— Required task —
Your task is to extract every entry that follows word for word while excluding the pictures.

** Start **

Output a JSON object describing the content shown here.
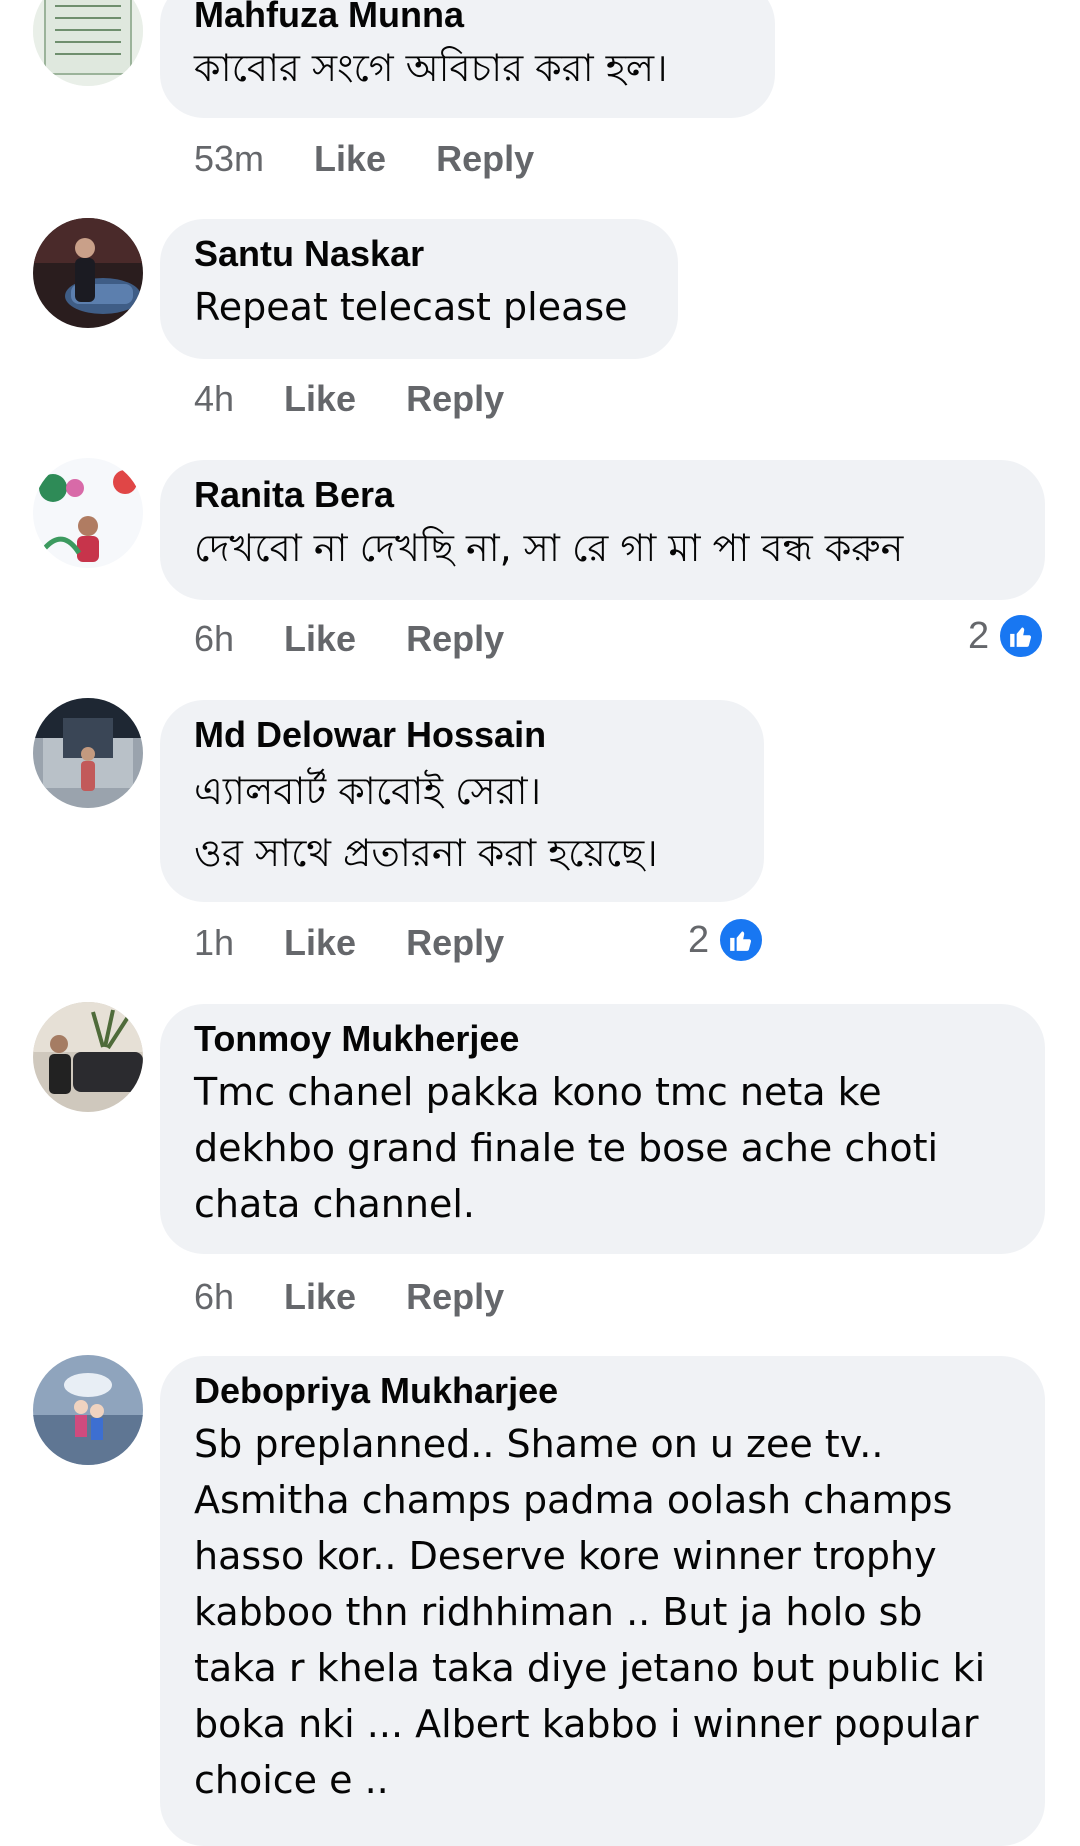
{
  "comments": [
    {
      "author": "Mahfuza Munna",
      "lines": [
        "কাবোর সংগে অবিচার করা হল।"
      ],
      "time": "53m",
      "like_label": "Like",
      "reply_label": "Reply",
      "reactions": ""
    },
    {
      "author": "Santu Naskar",
      "lines": [
        "Repeat telecast please"
      ],
      "time": "4h",
      "like_label": "Like",
      "reply_label": "Reply",
      "reactions": ""
    },
    {
      "author": "Ranita Bera",
      "lines": [
        "দেখবো না দেখছি না,  সা রে গা মা পা বন্ধ করুন"
      ],
      "time": "6h",
      "like_label": "Like",
      "reply_label": "Reply",
      "reactions": "2"
    },
    {
      "author": "Md Delowar Hossain",
      "lines": [
        "এ্যালবার্ট কাবোই সেরা।",
        "ওর সাথে প্রতারনা করা হয়েছে।"
      ],
      "time": "1h",
      "like_label": "Like",
      "reply_label": "Reply",
      "reactions": "2"
    },
    {
      "author": "Tonmoy Mukherjee",
      "lines": [
        "Tmc chanel pakka kono tmc neta ke",
        "dekhbo grand finale te bose ache choti",
        "chata channel."
      ],
      "time": "6h",
      "like_label": "Like",
      "reply_label": "Reply",
      "reactions": ""
    },
    {
      "author": "Debopriya Mukharjee",
      "lines": [
        "Sb preplanned.. Shame on u zee tv..",
        "Asmitha champs  padma oolash champs",
        "hasso kor.. Deserve kore winner trophy",
        "kabboo thn ridhhiman  .. But ja holo sb",
        "taka r khela taka diye jetano but public ki",
        "boka nki   ... Albert kabbo i winner popular",
        "choice e .."
      ],
      "time": "",
      "like_label": "",
      "reply_label": "",
      "reactions": ""
    }
  ],
  "colors": {
    "bubble": "#f0f2f5",
    "meta_text": "#65676b",
    "like_badge": "#1877f2"
  },
  "icons": {
    "like_reaction": "thumbs-up-icon"
  }
}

** End **

— Exercise result —
Output a JSON object describing the content shown here.
{
  "comments": [
    {
      "author": "Mahfuza Munna",
      "lines": [
        "কাবোর সংগে অবিচার করা হল।"
      ],
      "time": "53m",
      "like_label": "Like",
      "reply_label": "Reply",
      "reactions": ""
    },
    {
      "author": "Santu Naskar",
      "lines": [
        "Repeat telecast please"
      ],
      "time": "4h",
      "like_label": "Like",
      "reply_label": "Reply",
      "reactions": ""
    },
    {
      "author": "Ranita Bera",
      "lines": [
        "দেখবো না দেখছি না,  সা রে গা মা পা বন্ধ করুন"
      ],
      "time": "6h",
      "like_label": "Like",
      "reply_label": "Reply",
      "reactions": "2"
    },
    {
      "author": "Md Delowar Hossain",
      "lines": [
        "এ্যালবার্ট কাবোই সেরা।",
        "ওর সাথে প্রতারনা করা হয়েছে।"
      ],
      "time": "1h",
      "like_label": "Like",
      "reply_label": "Reply",
      "reactions": "2"
    },
    {
      "author": "Tonmoy Mukherjee",
      "lines": [
        "Tmc chanel pakka kono tmc neta ke",
        "dekhbo grand finale te bose ache choti",
        "chata channel."
      ],
      "time": "6h",
      "like_label": "Like",
      "reply_label": "Reply",
      "reactions": ""
    },
    {
      "author": "Debopriya Mukharjee",
      "lines": [
        "Sb preplanned.. Shame on u zee tv..",
        "Asmitha champs  padma oolash champs",
        "hasso kor.. Deserve kore winner trophy",
        "kabboo thn ridhhiman  .. But ja holo sb",
        "taka r khela taka diye jetano but public ki",
        "boka nki   ... Albert kabbo i winner popular",
        "choice e .."
      ],
      "time": "",
      "like_label": "",
      "reply_label": "",
      "reactions": ""
    }
  ],
  "colors": {
    "bubble": "#f0f2f5",
    "meta_text": "#65676b",
    "like_badge": "#1877f2"
  },
  "icons": {
    "like_reaction": "thumbs-up-icon"
  }
}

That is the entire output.